## [Given data]
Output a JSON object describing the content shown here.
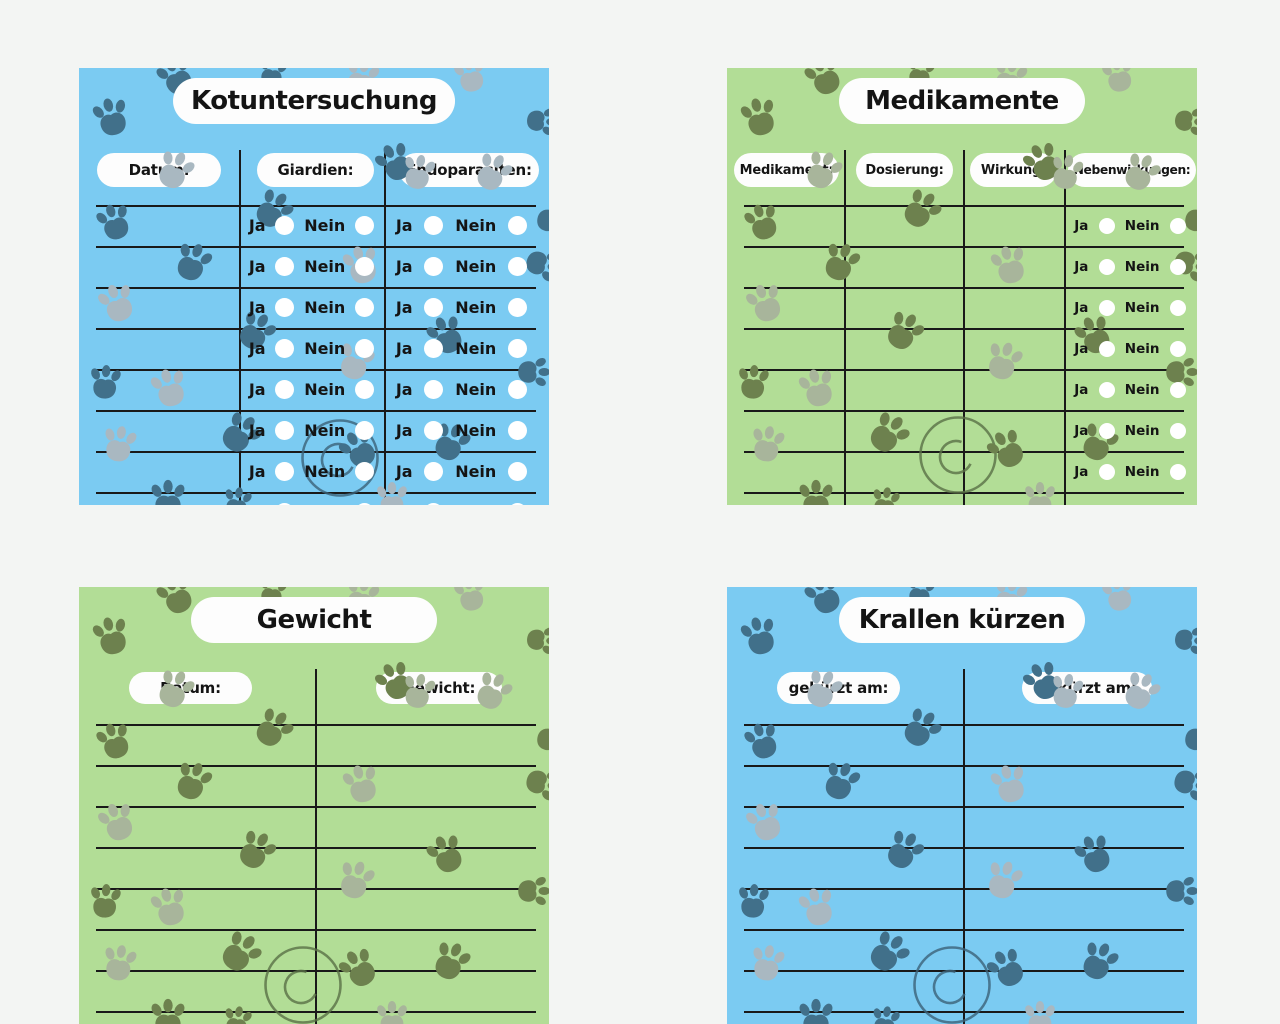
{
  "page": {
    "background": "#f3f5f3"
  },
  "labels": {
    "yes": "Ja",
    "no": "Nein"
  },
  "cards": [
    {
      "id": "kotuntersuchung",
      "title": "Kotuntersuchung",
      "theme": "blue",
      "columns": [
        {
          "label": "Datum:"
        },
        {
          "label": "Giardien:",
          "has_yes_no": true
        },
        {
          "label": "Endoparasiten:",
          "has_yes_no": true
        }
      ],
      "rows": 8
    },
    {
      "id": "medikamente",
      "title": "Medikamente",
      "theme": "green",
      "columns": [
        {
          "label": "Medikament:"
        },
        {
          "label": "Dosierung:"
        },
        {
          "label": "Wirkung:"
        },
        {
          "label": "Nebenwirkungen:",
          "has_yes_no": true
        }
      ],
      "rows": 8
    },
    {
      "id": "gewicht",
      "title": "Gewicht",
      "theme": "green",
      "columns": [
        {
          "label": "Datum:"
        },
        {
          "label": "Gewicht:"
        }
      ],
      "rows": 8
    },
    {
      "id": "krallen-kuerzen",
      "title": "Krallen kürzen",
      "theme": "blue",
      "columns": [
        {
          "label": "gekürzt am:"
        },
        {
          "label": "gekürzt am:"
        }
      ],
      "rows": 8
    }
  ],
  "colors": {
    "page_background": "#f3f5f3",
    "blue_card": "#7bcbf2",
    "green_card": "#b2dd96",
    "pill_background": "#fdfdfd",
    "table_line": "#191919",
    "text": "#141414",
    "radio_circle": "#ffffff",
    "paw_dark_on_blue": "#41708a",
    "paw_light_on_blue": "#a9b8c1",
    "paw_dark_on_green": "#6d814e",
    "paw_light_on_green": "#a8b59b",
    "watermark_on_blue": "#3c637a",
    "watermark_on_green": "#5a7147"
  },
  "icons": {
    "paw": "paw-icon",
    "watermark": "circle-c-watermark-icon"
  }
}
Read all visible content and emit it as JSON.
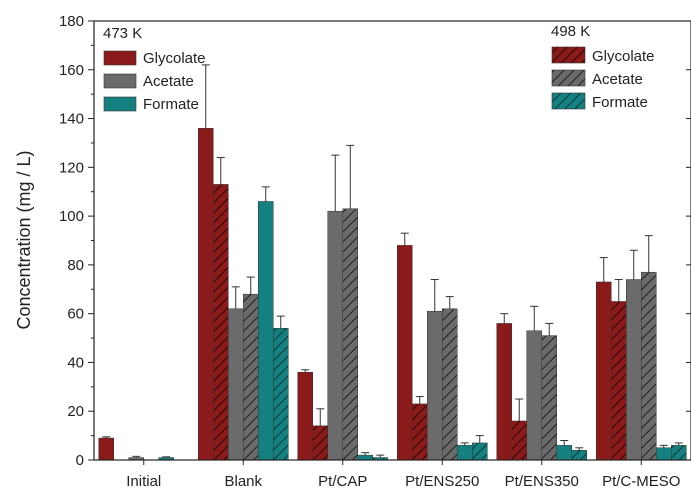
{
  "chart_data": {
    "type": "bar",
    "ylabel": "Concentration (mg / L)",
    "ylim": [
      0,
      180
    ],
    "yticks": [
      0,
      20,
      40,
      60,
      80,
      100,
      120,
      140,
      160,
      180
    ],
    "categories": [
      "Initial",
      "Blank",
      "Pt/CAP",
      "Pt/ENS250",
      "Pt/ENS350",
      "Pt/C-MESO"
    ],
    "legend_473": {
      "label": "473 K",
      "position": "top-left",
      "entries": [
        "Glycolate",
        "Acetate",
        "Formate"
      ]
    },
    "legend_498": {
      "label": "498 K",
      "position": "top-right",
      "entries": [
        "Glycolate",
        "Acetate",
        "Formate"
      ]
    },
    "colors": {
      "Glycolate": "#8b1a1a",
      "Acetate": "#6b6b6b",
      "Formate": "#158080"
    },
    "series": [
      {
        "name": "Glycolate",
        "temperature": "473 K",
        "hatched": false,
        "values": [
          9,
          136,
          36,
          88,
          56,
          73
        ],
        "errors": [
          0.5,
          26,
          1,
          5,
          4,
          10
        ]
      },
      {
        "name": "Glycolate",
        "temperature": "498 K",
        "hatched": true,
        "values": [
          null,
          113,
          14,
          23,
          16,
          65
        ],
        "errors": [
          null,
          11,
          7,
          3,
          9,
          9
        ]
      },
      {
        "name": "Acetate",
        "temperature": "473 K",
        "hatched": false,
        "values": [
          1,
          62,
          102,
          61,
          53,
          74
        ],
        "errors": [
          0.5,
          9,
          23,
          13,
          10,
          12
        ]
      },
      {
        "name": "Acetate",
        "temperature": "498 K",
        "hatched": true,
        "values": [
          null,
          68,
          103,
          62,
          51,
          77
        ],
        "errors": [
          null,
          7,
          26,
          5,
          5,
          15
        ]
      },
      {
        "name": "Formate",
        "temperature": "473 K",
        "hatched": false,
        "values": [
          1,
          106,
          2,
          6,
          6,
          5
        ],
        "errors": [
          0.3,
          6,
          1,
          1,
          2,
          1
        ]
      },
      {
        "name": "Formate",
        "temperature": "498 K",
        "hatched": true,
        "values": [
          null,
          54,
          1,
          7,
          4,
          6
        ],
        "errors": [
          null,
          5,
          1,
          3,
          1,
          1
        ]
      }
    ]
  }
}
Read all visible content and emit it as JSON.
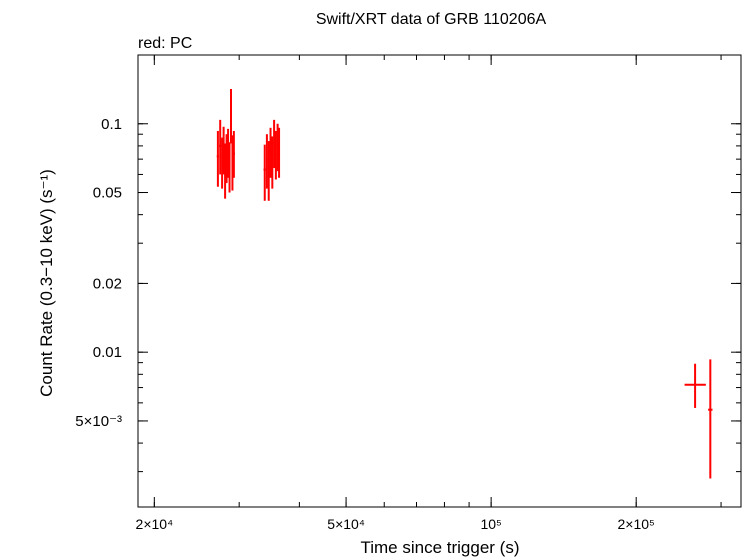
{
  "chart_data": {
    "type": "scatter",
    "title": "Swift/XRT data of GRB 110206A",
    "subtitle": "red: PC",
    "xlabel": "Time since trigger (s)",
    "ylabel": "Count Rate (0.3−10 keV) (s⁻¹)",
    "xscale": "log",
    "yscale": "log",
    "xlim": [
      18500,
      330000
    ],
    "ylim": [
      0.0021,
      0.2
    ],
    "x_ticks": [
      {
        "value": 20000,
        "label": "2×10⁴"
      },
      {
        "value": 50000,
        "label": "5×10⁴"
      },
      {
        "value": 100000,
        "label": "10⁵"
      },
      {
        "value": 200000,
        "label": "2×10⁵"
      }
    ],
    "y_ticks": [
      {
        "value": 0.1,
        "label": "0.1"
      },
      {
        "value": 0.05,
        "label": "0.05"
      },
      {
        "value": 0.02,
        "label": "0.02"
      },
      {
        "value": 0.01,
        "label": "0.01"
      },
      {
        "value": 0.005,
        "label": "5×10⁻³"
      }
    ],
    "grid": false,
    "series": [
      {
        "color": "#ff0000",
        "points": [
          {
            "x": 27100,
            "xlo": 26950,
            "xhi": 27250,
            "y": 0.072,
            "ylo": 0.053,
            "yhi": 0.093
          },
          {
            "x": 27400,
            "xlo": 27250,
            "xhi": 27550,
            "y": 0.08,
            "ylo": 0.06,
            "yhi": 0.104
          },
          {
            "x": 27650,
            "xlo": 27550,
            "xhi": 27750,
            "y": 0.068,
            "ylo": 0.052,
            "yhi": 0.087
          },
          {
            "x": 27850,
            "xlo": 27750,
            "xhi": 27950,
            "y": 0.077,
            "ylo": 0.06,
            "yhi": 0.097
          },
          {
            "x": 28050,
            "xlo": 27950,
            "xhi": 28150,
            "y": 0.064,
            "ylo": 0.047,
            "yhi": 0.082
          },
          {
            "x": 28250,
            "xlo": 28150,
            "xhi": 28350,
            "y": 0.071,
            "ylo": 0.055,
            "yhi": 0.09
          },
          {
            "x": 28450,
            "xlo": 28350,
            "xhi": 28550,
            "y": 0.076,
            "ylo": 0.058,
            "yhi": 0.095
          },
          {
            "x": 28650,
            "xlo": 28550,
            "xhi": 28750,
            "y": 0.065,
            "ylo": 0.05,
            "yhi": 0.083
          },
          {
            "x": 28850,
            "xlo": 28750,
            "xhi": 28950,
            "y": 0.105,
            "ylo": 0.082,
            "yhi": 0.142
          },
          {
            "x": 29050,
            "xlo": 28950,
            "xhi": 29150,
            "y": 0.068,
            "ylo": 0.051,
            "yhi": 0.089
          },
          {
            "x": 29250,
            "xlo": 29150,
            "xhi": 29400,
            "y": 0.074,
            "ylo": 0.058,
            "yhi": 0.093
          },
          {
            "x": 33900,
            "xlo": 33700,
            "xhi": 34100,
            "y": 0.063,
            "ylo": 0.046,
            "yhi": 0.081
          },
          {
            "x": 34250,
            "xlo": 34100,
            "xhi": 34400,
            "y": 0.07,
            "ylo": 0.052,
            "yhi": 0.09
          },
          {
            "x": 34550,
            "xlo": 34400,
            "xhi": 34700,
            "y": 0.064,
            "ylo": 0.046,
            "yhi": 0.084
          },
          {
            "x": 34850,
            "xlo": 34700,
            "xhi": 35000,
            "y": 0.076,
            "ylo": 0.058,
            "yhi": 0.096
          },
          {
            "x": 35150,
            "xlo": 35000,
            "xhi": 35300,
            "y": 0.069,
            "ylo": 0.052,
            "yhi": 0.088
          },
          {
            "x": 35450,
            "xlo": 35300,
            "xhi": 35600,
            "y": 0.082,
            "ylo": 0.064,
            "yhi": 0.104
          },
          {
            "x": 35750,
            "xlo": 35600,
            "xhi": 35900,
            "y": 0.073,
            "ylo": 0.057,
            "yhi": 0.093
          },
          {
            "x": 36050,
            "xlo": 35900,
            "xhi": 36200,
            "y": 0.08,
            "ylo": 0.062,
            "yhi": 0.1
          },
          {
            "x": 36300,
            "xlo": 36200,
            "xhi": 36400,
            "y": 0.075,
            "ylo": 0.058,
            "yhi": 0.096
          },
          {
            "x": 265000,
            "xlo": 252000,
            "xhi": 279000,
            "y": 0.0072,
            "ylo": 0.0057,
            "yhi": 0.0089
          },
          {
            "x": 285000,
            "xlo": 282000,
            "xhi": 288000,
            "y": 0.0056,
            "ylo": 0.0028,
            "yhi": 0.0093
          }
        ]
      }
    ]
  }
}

## [Exercise objective]
Looking at the entries above, say how many lines contain the word "position". Only the number is wanted.

## [Task answer]
2